Gather the lines that hold the string "Parent".

------------------------------

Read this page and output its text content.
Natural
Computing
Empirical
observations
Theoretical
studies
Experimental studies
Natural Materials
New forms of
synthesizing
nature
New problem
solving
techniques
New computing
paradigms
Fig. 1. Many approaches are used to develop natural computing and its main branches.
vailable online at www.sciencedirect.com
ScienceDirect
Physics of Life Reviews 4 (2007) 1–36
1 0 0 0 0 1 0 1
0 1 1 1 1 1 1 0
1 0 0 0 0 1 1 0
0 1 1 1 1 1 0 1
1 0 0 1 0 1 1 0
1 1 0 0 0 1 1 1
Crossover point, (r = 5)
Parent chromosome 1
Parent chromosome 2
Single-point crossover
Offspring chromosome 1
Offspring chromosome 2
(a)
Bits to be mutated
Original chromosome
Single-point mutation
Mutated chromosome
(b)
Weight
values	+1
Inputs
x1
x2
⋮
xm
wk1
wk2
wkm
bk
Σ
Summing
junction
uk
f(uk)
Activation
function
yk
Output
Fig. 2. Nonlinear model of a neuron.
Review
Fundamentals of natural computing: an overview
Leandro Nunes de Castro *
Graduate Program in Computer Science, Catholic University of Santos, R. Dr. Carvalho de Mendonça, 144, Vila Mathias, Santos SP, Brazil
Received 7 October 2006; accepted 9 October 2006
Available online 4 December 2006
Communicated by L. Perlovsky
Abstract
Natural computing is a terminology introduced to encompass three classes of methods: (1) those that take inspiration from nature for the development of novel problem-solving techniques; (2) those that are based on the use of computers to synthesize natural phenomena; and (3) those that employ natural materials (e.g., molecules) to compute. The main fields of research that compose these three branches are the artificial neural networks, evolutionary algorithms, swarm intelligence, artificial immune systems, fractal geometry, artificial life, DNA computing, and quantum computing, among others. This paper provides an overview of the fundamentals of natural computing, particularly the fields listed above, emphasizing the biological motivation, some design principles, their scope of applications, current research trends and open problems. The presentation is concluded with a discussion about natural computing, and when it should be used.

------------------------------

Solution to this problem →
Parent chromosome 1
Parent chromosome 2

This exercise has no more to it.